• _Exercise_
Extract every line of the material that holds the string "right".

• _Figure record extracts_
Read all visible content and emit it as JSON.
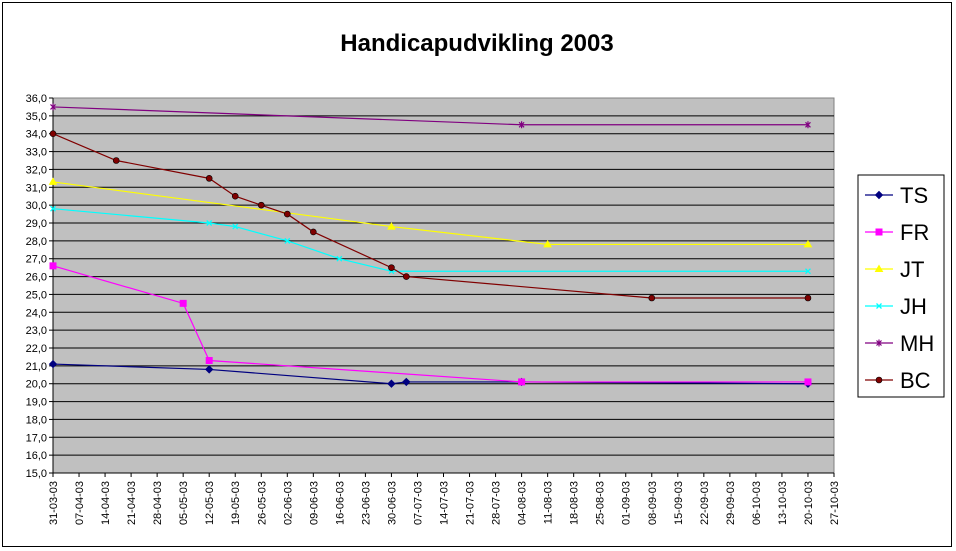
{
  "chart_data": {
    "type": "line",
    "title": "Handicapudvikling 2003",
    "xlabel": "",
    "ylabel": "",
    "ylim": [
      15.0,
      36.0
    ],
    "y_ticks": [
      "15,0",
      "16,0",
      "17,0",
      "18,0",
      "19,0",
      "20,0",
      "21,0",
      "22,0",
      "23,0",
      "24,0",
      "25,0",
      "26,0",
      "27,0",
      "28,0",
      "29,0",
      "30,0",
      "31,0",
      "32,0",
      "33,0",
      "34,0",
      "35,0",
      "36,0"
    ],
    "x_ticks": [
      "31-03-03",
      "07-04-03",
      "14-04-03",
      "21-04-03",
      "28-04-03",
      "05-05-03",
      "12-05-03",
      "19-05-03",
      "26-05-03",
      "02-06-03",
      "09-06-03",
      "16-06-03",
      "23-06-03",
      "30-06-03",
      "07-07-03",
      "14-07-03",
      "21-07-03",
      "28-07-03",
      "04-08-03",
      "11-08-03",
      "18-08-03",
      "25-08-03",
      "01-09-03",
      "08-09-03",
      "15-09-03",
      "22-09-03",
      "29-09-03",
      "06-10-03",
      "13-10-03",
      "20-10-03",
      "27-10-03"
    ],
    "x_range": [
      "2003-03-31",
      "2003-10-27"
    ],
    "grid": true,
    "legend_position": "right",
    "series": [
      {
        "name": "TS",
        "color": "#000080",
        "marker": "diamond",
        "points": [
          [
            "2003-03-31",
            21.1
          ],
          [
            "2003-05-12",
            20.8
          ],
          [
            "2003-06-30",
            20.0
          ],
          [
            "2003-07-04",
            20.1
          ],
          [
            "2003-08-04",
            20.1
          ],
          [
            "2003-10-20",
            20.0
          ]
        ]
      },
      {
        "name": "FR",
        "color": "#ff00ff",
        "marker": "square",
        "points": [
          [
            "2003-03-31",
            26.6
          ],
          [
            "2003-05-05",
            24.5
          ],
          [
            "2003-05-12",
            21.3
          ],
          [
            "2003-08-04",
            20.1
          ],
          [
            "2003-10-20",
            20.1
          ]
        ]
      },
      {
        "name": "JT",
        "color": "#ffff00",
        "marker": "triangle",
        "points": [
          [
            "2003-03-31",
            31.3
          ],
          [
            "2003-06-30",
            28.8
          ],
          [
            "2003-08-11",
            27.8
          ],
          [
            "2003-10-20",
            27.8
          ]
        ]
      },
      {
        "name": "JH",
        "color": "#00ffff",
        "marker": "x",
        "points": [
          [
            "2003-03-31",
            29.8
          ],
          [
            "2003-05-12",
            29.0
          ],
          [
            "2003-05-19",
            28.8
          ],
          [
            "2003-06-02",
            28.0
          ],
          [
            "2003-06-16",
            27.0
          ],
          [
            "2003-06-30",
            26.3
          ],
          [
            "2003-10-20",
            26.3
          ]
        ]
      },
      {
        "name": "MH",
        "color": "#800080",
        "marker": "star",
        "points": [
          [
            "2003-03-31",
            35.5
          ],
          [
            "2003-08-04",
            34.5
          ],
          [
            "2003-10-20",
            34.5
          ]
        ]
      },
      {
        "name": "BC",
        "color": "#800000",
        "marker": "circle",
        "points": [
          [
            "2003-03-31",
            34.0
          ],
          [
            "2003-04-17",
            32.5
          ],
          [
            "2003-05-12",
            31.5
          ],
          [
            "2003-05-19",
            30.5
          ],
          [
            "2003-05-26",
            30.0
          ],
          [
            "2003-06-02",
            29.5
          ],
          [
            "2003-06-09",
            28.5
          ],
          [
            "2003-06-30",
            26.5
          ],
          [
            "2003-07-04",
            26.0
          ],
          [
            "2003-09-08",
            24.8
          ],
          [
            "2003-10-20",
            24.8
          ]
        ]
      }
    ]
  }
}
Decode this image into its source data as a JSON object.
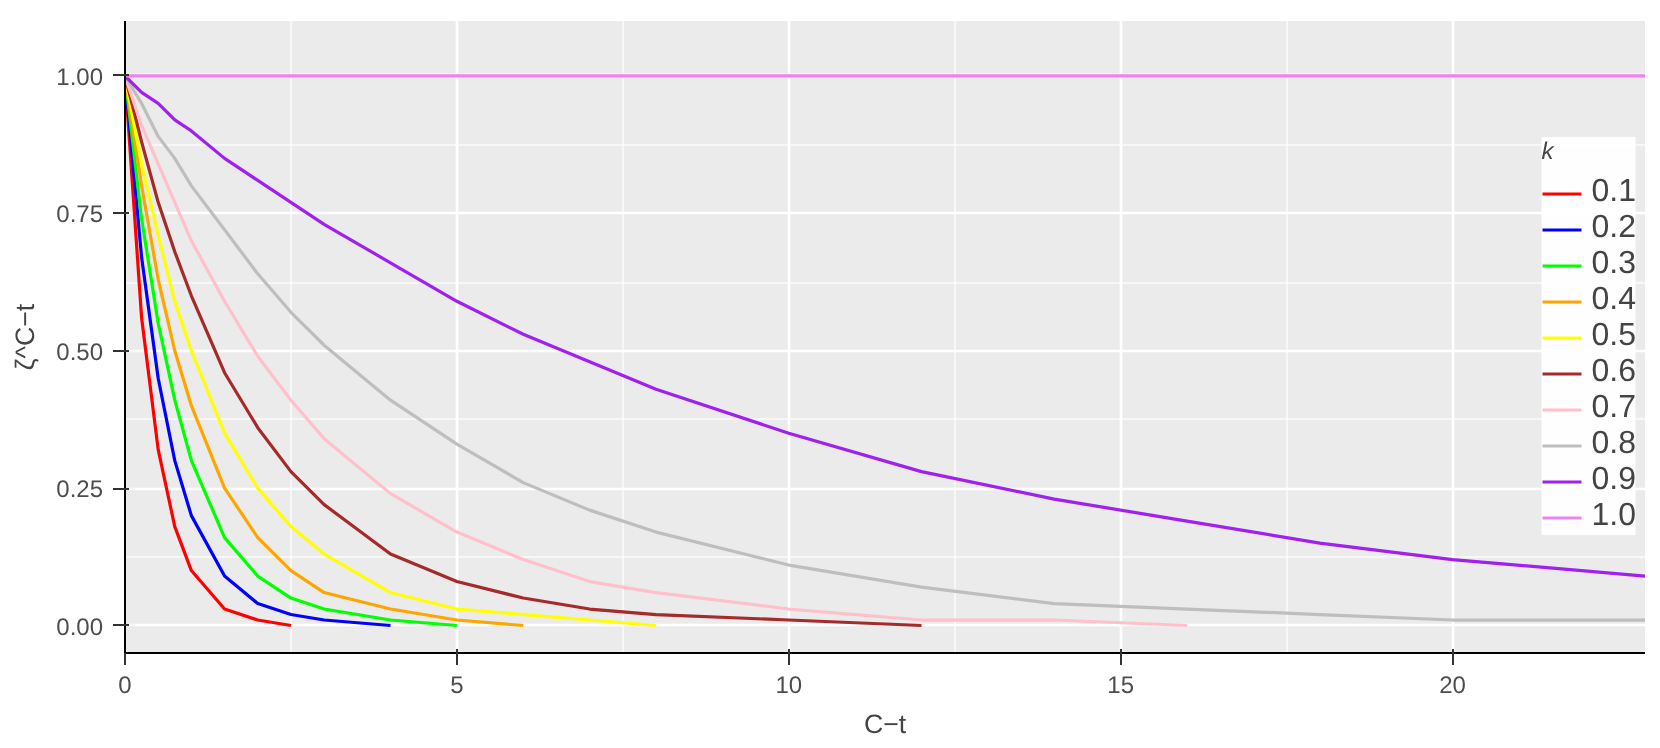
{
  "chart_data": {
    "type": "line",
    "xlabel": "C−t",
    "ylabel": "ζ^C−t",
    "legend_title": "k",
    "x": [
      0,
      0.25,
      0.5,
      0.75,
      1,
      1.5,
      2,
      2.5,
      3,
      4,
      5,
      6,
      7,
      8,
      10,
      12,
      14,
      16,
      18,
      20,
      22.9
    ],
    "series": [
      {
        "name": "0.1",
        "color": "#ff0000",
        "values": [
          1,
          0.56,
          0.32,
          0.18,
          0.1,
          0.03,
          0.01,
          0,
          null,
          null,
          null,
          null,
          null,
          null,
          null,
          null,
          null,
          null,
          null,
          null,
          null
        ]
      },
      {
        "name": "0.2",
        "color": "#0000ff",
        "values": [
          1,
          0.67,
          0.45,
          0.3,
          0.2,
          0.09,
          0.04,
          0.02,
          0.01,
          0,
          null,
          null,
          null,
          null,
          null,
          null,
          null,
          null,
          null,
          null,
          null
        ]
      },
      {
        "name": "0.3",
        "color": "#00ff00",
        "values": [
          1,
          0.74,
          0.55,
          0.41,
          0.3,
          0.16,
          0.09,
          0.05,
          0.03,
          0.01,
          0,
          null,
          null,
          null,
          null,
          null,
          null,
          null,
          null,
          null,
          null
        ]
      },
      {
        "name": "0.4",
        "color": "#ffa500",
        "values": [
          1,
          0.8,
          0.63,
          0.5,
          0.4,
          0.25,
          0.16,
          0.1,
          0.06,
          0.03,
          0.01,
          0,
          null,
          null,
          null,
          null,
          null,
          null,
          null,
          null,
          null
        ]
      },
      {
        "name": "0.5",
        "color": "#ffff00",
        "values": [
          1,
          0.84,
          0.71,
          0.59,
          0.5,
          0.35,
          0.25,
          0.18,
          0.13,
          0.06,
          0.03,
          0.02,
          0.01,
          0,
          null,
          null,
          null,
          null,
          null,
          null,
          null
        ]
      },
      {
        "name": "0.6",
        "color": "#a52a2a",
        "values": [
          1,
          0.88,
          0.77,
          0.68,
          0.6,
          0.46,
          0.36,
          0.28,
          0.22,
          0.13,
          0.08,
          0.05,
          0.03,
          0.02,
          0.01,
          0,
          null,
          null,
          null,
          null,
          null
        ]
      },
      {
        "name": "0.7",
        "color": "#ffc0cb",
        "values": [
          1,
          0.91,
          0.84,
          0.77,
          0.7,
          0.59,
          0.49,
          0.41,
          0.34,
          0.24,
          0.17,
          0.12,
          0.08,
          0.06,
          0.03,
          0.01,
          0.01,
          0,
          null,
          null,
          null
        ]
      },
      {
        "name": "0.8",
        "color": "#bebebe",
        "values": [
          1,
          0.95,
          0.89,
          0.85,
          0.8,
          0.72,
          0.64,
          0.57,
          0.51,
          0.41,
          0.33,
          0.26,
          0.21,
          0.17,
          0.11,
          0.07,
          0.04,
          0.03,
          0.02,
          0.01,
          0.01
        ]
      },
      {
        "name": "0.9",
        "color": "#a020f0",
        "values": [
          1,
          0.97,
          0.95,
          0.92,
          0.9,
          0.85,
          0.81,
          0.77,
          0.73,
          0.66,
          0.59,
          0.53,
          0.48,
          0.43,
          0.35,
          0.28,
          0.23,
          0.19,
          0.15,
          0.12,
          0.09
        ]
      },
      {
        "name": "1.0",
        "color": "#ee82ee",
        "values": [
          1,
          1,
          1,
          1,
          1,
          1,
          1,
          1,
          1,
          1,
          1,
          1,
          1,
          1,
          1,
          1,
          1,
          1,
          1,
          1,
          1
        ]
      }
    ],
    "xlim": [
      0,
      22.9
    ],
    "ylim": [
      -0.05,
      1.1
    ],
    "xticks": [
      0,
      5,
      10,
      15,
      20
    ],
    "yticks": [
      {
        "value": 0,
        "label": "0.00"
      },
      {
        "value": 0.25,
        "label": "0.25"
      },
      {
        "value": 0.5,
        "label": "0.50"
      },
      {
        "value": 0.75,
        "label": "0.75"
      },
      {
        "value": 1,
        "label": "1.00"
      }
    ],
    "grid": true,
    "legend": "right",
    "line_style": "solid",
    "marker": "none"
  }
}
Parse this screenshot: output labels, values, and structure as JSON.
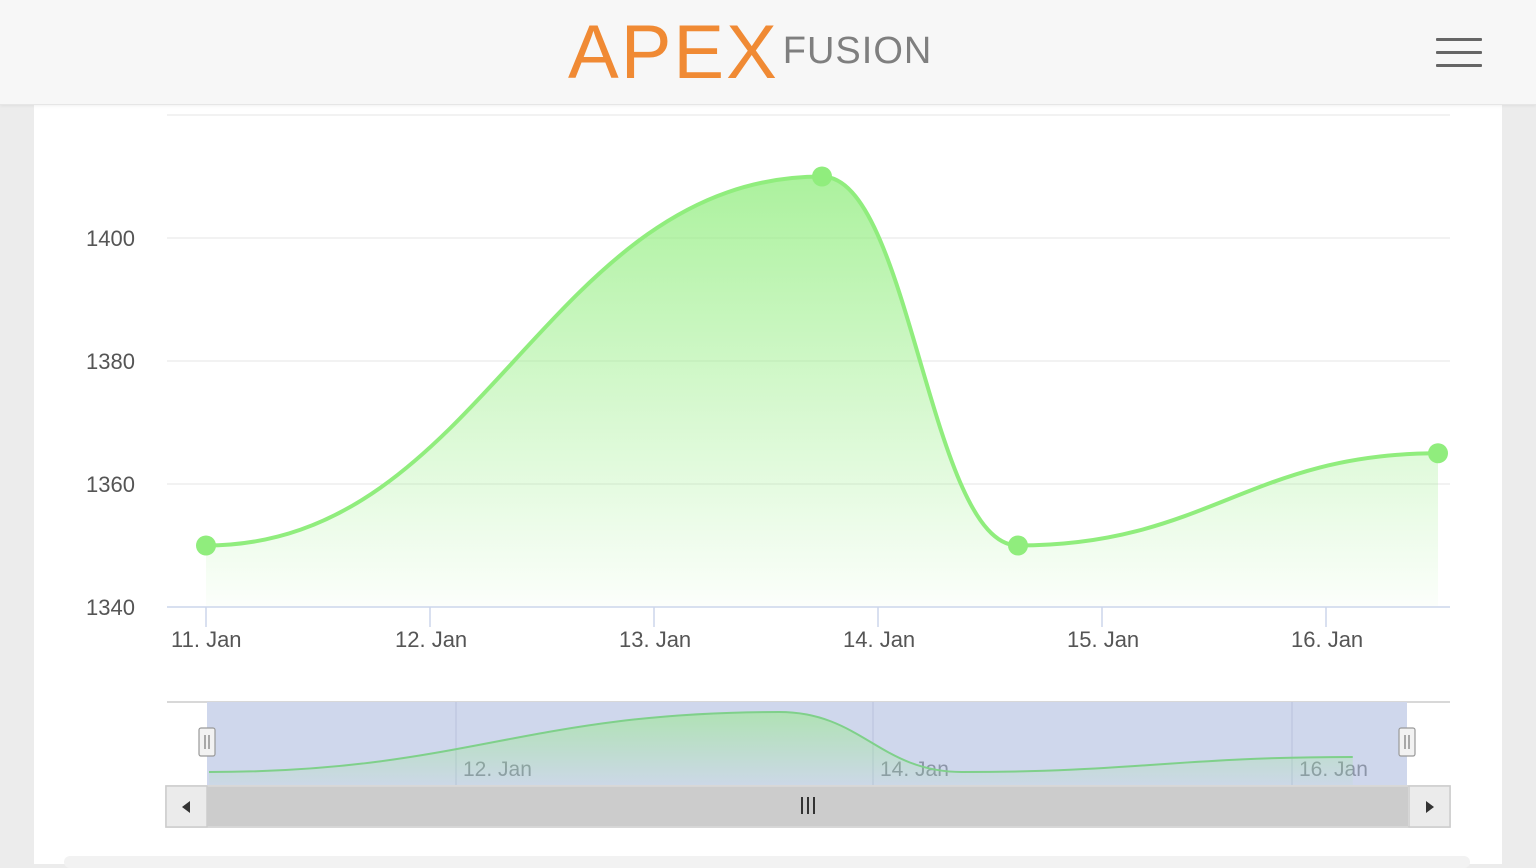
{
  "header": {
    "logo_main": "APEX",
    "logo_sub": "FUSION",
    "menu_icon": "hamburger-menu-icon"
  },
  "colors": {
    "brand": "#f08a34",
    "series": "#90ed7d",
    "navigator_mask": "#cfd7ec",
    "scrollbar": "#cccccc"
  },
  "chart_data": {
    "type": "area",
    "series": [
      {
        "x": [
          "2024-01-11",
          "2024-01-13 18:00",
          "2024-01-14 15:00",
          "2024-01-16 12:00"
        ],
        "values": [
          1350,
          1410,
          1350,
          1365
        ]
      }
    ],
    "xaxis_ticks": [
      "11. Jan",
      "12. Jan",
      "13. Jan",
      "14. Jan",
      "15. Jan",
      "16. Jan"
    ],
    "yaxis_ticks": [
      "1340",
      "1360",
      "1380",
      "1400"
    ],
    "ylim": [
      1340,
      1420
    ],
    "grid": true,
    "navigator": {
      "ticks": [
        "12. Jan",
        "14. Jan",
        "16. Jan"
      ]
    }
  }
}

• _Final result_
    "legend_position": "right",
    "legend": "right",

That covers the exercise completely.